Please copy all the lines that follow, word for word.
Start of INPUT DATA
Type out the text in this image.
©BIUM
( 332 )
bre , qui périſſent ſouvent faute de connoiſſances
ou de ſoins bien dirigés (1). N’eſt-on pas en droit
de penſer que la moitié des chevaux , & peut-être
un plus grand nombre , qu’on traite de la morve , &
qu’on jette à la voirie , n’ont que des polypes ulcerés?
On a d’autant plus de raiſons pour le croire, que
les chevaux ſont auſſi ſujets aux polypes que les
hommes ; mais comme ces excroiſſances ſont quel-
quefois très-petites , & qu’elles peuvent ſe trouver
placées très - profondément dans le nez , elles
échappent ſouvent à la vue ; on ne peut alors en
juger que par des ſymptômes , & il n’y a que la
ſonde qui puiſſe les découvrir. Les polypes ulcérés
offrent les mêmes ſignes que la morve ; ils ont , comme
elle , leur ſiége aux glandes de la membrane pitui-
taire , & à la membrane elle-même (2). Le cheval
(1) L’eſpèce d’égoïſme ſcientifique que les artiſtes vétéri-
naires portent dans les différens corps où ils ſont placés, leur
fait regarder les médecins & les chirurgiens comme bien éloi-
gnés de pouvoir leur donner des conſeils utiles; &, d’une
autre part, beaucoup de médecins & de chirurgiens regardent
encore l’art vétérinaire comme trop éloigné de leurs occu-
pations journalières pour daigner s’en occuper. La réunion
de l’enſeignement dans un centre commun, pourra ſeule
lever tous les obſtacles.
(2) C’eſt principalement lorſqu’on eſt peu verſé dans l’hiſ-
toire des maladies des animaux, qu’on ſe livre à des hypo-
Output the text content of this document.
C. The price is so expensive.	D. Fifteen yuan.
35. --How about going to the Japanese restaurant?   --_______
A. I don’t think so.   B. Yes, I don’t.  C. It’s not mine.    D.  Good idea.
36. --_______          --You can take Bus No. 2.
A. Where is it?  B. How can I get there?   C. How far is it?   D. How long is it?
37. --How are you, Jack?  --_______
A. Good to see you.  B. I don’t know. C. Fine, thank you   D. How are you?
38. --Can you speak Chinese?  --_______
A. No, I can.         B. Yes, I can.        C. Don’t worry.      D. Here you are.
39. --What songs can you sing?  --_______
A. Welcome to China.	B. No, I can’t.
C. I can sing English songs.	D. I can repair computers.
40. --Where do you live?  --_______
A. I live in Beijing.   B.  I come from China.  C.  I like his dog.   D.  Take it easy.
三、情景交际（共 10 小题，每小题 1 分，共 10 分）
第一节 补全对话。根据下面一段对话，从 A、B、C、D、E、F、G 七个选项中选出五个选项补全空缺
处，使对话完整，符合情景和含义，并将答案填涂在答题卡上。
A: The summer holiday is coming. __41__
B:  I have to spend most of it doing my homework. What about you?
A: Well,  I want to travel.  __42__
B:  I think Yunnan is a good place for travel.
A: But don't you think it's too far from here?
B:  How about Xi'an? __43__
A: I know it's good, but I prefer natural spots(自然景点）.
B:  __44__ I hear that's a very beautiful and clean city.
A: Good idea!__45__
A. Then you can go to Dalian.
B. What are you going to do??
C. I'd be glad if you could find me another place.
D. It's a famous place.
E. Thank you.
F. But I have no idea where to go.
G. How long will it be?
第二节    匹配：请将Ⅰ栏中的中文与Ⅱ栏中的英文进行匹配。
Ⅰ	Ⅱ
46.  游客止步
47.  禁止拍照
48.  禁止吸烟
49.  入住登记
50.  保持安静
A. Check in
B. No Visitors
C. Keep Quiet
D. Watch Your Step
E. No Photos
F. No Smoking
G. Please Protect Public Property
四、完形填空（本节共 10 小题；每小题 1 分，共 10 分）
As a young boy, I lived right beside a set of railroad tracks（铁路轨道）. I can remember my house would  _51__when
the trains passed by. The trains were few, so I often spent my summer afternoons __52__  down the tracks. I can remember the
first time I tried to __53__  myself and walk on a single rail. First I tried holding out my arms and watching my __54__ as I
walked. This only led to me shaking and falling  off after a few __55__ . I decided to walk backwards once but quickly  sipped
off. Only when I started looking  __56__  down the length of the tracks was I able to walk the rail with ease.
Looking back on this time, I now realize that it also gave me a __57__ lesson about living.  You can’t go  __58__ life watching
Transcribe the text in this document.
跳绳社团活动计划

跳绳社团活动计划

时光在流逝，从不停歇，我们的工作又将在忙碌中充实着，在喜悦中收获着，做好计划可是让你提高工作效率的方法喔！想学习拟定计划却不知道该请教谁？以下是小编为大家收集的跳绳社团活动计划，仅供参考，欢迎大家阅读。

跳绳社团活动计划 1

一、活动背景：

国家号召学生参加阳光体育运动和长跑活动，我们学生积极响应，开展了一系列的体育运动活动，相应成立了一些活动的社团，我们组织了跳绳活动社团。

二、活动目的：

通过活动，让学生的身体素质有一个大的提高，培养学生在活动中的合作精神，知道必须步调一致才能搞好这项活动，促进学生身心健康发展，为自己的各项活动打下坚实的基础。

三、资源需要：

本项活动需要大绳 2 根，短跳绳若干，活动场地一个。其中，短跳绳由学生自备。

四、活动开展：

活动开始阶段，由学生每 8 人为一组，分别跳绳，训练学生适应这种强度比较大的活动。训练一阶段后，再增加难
End of INPUT DATA
[THE RESULT]
Type out the text in this image.
©BIUM
( 332 )
bre , qui périſſent ſouvent faute de connoiſſances
ou de ſoins bien dirigés (1). N’eſt-on pas en droit
de penſer que la moitié des chevaux , & peut-être
un plus grand nombre , qu’on traite de la morve , &
qu’on jette à la voirie , n’ont que des polypes ulcerés?
On a d’autant plus de raiſons pour le croire, que
les chevaux ſont auſſi ſujets aux polypes que les
hommes ; mais comme ces excroiſſances ſont quel-
quefois très-petites , & qu’elles peuvent ſe trouver
placées très - profondément dans le nez , elles
échappent ſouvent à la vue ; on ne peut alors en
juger que par des ſymptômes , & il n’y a que la
ſonde qui puiſſe les découvrir. Les polypes ulcérés
offrent les mêmes ſignes que la morve ; ils ont , comme
elle , leur ſiége aux glandes de la membrane pitui-
taire , & à la membrane elle-même (2). Le cheval
(1) L’eſpèce d’égoïſme ſcientifique que les artiſtes vétéri-
naires portent dans les différens corps où ils ſont placés, leur
fait regarder les médecins & les chirurgiens comme bien éloi-
gnés de pouvoir leur donner des conſeils utiles; &, d’une
autre part, beaucoup de médecins & de chirurgiens regardent
encore l’art vétérinaire comme trop éloigné de leurs occu-
pations journalières pour daigner s’en occuper. La réunion
de l’enſeignement dans un centre commun, pourra ſeule
lever tous les obſtacles.
(2) C’eſt principalement lorſqu’on eſt peu verſé dans l’hiſ-
toire des maladies des animaux, qu’on ſe livre à des hypo-
Output the text content of this document.
C. The price is so expensive.	D. Fifteen yuan.
35. --How about going to the Japanese restaurant?   --_______
A. I don’t think so.   B. Yes, I don’t.  C. It’s not mine.    D.  Good idea.
36. --_______          --You can take Bus No. 2.
A. Where is it?  B. How can I get there?   C. How far is it?   D. How long is it?
37. --How are you, Jack?  --_______
A. Good to see you.  B. I don’t know. C. Fine, thank you   D. How are you?
38. --Can you speak Chinese?  --_______
A. No, I can.         B. Yes, I can.        C. Don’t worry.      D. Here you are.
39. --What songs can you sing?  --_______
A. Welcome to China.	B. No, I can’t.
C. I can sing English songs.	D. I can repair computers.
40. --Where do you live?  --_______
A. I live in Beijing.   B.  I come from China.  C.  I like his dog.   D.  Take it easy.
三、情景交际（共 10 小题，每小题 1 分，共 10 分）
第一节 补全对话。根据下面一段对话，从 A、B、C、D、E、F、G 七个选项中选出五个选项补全空缺
处，使对话完整，符合情景和含义，并将答案填涂在答题卡上。
A: The summer holiday is coming. __41__
B:  I have to spend most of it doing my homework. What about you?
A: Well,  I want to travel.  __42__
B:  I think Yunnan is a good place for travel.
A: But don't you think it's too far from here?
B:  How about Xi'an? __43__
A: I know it's good, but I prefer natural spots(自然景点）.
B:  __44__ I hear that's a very beautiful and clean city.
A: Good idea!__45__
A. Then you can go to Dalian.
B. What are you going to do??
C. I'd be glad if you could find me another place.
D. It's a famous place.
E. Thank you.
F. But I have no idea where to go.
G. How long will it be?
第二节    匹配：请将Ⅰ栏中的中文与Ⅱ栏中的英文进行匹配。
Ⅰ	Ⅱ
46.  游客止步
47.  禁止拍照
48.  禁止吸烟
49.  入住登记
50.  保持安静
A. Check in
B. No Visitors
C. Keep Quiet
D. Watch Your Step
E. No Photos
F. No Smoking
G. Please Protect Public Property
四、完形填空（本节共 10 小题；每小题 1 分，共 10 分）
As a young boy, I lived right beside a set of railroad tracks（铁路轨道）. I can remember my house would  _51__when
the trains passed by. The trains were few, so I often spent my summer afternoons __52__  down the tracks. I can remember the
first time I tried to __53__  myself and walk on a single rail. First I tried holding out my arms and watching my __54__ as I
walked. This only led to me shaking and falling  off after a few __55__ . I decided to walk backwards once but quickly  sipped
off. Only when I started looking  __56__  down the length of the tracks was I able to walk the rail with ease.
Looking back on this time, I now realize that it also gave me a __57__ lesson about living.  You can’t go  __58__ life watching
Transcribe the text in this document.
跳绳社团活动计划

跳绳社团活动计划

时光在流逝，从不停歇，我们的工作又将在忙碌中充实着，在喜悦中收获着，做好计划可是让你提高工作效率的方法喔！想学习拟定计划却不知道该请教谁？以下是小编为大家收集的跳绳社团活动计划，仅供参考，欢迎大家阅读。

跳绳社团活动计划 1

一、活动背景：

国家号召学生参加阳光体育运动和长跑活动，我们学生积极响应，开展了一系列的体育运动活动，相应成立了一些活动的社团，我们组织了跳绳活动社团。

二、活动目的：

通过活动，让学生的身体素质有一个大的提高，培养学生在活动中的合作精神，知道必须步调一致才能搞好这项活动，促进学生身心健康发展，为自己的各项活动打下坚实的基础。

三、资源需要：

本项活动需要大绳 2 根，短跳绳若干，活动场地一个。其中，短跳绳由学生自备。

四、活动开展：

活动开始阶段，由学生每 8 人为一组，分别跳绳，训练学生适应这种强度比较大的活动。训练一阶段后，再增加难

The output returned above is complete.